◆ Request ◆
From the listing below, return each line that includes "Time".

-----

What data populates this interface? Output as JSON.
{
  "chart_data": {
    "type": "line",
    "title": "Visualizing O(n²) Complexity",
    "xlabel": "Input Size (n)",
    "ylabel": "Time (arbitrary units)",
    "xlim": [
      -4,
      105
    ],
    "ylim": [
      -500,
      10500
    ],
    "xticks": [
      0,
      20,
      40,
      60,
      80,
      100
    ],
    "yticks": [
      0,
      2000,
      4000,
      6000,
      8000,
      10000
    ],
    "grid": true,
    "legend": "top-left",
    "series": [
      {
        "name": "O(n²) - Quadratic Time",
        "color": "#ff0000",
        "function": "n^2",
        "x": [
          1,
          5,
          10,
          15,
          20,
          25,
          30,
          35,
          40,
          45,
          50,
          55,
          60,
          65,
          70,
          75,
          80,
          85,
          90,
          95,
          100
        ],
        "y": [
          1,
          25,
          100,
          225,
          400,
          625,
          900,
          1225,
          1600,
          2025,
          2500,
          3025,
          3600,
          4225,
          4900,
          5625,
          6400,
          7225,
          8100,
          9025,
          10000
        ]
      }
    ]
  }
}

-----

◆ Exercise result ◆
    "ylabel": "Time (arbitrary units)",
        "name": "O(n²) - Quadratic Time",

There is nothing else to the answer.